» **YOUR TASK**: Repeat all entries exactly.

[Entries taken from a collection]

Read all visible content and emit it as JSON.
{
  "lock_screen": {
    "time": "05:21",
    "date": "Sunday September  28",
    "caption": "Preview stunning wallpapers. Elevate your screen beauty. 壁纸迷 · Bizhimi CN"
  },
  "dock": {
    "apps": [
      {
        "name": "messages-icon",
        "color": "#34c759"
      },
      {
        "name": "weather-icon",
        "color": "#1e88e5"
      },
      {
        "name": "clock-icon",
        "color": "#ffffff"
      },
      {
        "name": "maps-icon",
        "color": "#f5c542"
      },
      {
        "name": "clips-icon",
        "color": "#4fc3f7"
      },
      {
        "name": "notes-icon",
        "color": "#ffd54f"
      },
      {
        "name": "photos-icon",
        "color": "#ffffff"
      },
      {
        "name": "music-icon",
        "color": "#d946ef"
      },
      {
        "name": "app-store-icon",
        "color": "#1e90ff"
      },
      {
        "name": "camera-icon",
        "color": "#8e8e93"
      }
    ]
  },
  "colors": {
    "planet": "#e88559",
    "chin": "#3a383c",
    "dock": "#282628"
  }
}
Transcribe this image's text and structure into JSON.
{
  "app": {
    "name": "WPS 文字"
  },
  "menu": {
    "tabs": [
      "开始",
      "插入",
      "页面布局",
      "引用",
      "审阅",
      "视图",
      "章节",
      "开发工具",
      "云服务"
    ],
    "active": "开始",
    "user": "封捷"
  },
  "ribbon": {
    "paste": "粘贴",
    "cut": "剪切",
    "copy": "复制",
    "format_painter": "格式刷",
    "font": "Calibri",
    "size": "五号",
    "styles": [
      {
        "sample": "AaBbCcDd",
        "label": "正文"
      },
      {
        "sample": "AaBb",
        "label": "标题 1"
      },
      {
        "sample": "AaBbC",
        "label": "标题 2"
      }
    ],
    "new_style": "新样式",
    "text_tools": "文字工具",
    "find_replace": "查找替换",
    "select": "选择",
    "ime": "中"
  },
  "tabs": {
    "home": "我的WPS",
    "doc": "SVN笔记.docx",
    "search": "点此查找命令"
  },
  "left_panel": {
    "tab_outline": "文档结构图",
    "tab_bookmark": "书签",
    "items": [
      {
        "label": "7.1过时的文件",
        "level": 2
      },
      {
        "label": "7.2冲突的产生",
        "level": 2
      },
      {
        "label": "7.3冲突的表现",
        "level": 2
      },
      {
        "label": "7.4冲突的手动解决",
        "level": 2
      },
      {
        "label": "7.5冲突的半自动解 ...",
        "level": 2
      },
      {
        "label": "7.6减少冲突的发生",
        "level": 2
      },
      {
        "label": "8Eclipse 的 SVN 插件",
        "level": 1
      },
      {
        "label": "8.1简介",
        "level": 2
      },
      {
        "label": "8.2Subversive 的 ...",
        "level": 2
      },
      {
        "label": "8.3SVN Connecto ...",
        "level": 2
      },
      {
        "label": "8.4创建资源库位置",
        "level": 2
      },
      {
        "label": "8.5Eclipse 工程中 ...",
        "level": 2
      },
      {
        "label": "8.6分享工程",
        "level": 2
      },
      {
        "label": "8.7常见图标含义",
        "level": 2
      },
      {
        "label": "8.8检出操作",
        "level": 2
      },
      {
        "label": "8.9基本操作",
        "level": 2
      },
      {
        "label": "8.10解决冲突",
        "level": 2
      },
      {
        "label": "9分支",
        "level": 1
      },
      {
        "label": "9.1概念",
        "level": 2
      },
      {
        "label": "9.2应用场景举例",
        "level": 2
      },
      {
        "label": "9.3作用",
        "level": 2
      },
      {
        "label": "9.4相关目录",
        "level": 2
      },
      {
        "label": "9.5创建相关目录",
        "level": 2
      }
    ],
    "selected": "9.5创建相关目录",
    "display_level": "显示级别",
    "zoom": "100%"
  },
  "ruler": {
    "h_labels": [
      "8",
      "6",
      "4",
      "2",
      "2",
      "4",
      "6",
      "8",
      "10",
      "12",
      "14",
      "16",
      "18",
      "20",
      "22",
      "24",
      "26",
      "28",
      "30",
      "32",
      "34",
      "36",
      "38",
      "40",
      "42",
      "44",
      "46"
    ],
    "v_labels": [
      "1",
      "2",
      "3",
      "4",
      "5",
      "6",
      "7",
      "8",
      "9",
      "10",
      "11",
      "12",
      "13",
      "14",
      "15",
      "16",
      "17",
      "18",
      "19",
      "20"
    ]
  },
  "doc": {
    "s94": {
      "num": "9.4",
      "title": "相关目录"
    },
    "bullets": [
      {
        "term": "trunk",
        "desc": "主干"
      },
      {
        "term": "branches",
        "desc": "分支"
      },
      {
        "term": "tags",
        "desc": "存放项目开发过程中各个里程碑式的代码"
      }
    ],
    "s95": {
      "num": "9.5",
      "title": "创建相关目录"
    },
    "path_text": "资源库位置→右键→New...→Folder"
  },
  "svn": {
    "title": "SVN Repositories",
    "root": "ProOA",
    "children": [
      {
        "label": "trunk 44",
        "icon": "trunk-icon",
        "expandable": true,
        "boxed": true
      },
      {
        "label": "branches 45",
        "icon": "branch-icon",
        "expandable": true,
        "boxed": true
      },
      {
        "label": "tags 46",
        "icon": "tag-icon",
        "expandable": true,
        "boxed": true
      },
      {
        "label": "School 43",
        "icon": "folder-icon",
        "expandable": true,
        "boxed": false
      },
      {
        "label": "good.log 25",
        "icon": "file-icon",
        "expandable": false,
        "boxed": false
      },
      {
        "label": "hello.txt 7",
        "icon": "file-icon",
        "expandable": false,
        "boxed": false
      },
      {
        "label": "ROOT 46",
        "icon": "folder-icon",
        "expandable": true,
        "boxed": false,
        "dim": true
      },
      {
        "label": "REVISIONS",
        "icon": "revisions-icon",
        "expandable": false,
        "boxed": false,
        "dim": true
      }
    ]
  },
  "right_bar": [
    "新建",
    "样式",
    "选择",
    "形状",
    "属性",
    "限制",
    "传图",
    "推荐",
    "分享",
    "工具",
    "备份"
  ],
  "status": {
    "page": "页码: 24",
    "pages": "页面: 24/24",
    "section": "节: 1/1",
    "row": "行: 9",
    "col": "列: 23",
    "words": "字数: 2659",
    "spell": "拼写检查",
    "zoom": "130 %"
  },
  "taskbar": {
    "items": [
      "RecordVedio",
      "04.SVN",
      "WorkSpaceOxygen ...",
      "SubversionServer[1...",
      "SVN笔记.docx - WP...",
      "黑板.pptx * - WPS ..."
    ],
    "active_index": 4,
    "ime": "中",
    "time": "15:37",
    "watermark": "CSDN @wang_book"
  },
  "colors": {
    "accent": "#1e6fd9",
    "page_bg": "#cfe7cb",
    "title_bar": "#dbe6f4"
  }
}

» **WRITTEN REPLY**:
Read all visible content and emit it as JSON.
{
  "lock_screen": {
    "time": "05:21",
    "date": "Sunday September  28",
    "caption": "Preview stunning wallpapers. Elevate your screen beauty. 壁纸迷 · Bizhimi CN"
  },
  "dock": {
    "apps": [
      {
        "name": "messages-icon",
        "color": "#34c759"
      },
      {
        "name": "weather-icon",
        "color": "#1e88e5"
      },
      {
        "name": "clock-icon",
        "color": "#ffffff"
      },
      {
        "name": "maps-icon",
        "color": "#f5c542"
      },
      {
        "name": "clips-icon",
        "color": "#4fc3f7"
      },
      {
        "name": "notes-icon",
        "color": "#ffd54f"
      },
      {
        "name": "photos-icon",
        "color": "#ffffff"
      },
      {
        "name": "music-icon",
        "color": "#d946ef"
      },
      {
        "name": "app-store-icon",
        "color": "#1e90ff"
      },
      {
        "name": "camera-icon",
        "color": "#8e8e93"
      }
    ]
  },
  "colors": {
    "planet": "#e88559",
    "chin": "#3a383c",
    "dock": "#282628"
  }
}
Transcribe this image's text and structure into JSON.
{
  "app": {
    "name": "WPS 文字"
  },
  "menu": {
    "tabs": [
      "开始",
      "插入",
      "页面布局",
      "引用",
      "审阅",
      "视图",
      "章节",
      "开发工具",
      "云服务"
    ],
    "active": "开始",
    "user": "封捷"
  },
  "ribbon": {
    "paste": "粘贴",
    "cut": "剪切",
    "copy": "复制",
    "format_painter": "格式刷",
    "font": "Calibri",
    "size": "五号",
    "styles": [
      {
        "sample": "AaBbCcDd",
        "label": "正文"
      },
      {
        "sample": "AaBb",
        "label": "标题 1"
      },
      {
        "sample": "AaBbC",
        "label": "标题 2"
      }
    ],
    "new_style": "新样式",
    "text_tools": "文字工具",
    "find_replace": "查找替换",
    "select": "选择",
    "ime": "中"
  },
  "tabs": {
    "home": "我的WPS",
    "doc": "SVN笔记.docx",
    "search": "点此查找命令"
  },
  "left_panel": {
    "tab_outline": "文档结构图",
    "tab_bookmark": "书签",
    "items": [
      {
        "label": "7.1过时的文件",
        "level": 2
      },
      {
        "label": "7.2冲突的产生",
        "level": 2
      },
      {
        "label": "7.3冲突的表现",
        "level": 2
      },
      {
        "label": "7.4冲突的手动解决",
        "level": 2
      },
      {
        "label": "7.5冲突的半自动解 ...",
        "level": 2
      },
      {
        "label": "7.6减少冲突的发生",
        "level": 2
      },
      {
        "label": "8Eclipse 的 SVN 插件",
        "level": 1
      },
      {
        "label": "8.1简介",
        "level": 2
      },
      {
        "label": "8.2Subversive 的 ...",
        "level": 2
      },
      {
        "label": "8.3SVN Connecto ...",
        "level": 2
      },
      {
        "label": "8.4创建资源库位置",
        "level": 2
      },
      {
        "label": "8.5Eclipse 工程中 ...",
        "level": 2
      },
      {
        "label": "8.6分享工程",
        "level": 2
      },
      {
        "label": "8.7常见图标含义",
        "level": 2
      },
      {
        "label": "8.8检出操作",
        "level": 2
      },
      {
        "label": "8.9基本操作",
        "level": 2
      },
      {
        "label": "8.10解决冲突",
        "level": 2
      },
      {
        "label": "9分支",
        "level": 1
      },
      {
        "label": "9.1概念",
        "level": 2
      },
      {
        "label": "9.2应用场景举例",
        "level": 2
      },
      {
        "label": "9.3作用",
        "level": 2
      },
      {
        "label": "9.4相关目录",
        "level": 2
      },
      {
        "label": "9.5创建相关目录",
        "level": 2
      }
    ],
    "selected": "9.5创建相关目录",
    "display_level": "显示级别",
    "zoom": "100%"
  },
  "ruler": {
    "h_labels": [
      "8",
      "6",
      "4",
      "2",
      "2",
      "4",
      "6",
      "8",
      "10",
      "12",
      "14",
      "16",
      "18",
      "20",
      "22",
      "24",
      "26",
      "28",
      "30",
      "32",
      "34",
      "36",
      "38",
      "40",
      "42",
      "44",
      "46"
    ],
    "v_labels": [
      "1",
      "2",
      "3",
      "4",
      "5",
      "6",
      "7",
      "8",
      "9",
      "10",
      "11",
      "12",
      "13",
      "14",
      "15",
      "16",
      "17",
      "18",
      "19",
      "20"
    ]
  },
  "doc": {
    "s94": {
      "num": "9.4",
      "title": "相关目录"
    },
    "bullets": [
      {
        "term": "trunk",
        "desc": "主干"
      },
      {
        "term": "branches",
        "desc": "分支"
      },
      {
        "term": "tags",
        "desc": "存放项目开发过程中各个里程碑式的代码"
      }
    ],
    "s95": {
      "num": "9.5",
      "title": "创建相关目录"
    },
    "path_text": "资源库位置→右键→New...→Folder"
  },
  "svn": {
    "title": "SVN Repositories",
    "root": "ProOA",
    "children": [
      {
        "label": "trunk 44",
        "icon": "trunk-icon",
        "expandable": true,
        "boxed": true
      },
      {
        "label": "branches 45",
        "icon": "branch-icon",
        "expandable": true,
        "boxed": true
      },
      {
        "label": "tags 46",
        "icon": "tag-icon",
        "expandable": true,
        "boxed": true
      },
      {
        "label": "School 43",
        "icon": "folder-icon",
        "expandable": true,
        "boxed": false
      },
      {
        "label": "good.log 25",
        "icon": "file-icon",
        "expandable": false,
        "boxed": false
      },
      {
        "label": "hello.txt 7",
        "icon": "file-icon",
        "expandable": false,
        "boxed": false
      },
      {
        "label": "ROOT 46",
        "icon": "folder-icon",
        "expandable": true,
        "boxed": false,
        "dim": true
      },
      {
        "label": "REVISIONS",
        "icon": "revisions-icon",
        "expandable": false,
        "boxed": false,
        "dim": true
      }
    ]
  },
  "right_bar": [
    "新建",
    "样式",
    "选择",
    "形状",
    "属性",
    "限制",
    "传图",
    "推荐",
    "分享",
    "工具",
    "备份"
  ],
  "status": {
    "page": "页码: 24",
    "pages": "页面: 24/24",
    "section": "节: 1/1",
    "row": "行: 9",
    "col": "列: 23",
    "words": "字数: 2659",
    "spell": "拼写检查",
    "zoom": "130 %"
  },
  "taskbar": {
    "items": [
      "RecordVedio",
      "04.SVN",
      "WorkSpaceOxygen ...",
      "SubversionServer[1...",
      "SVN笔记.docx - WP...",
      "黑板.pptx * - WPS ..."
    ],
    "active_index": 4,
    "ime": "中",
    "time": "15:37",
    "watermark": "CSDN @wang_book"
  },
  "colors": {
    "accent": "#1e6fd9",
    "page_bg": "#cfe7cb",
    "title_bar": "#dbe6f4"
  }
}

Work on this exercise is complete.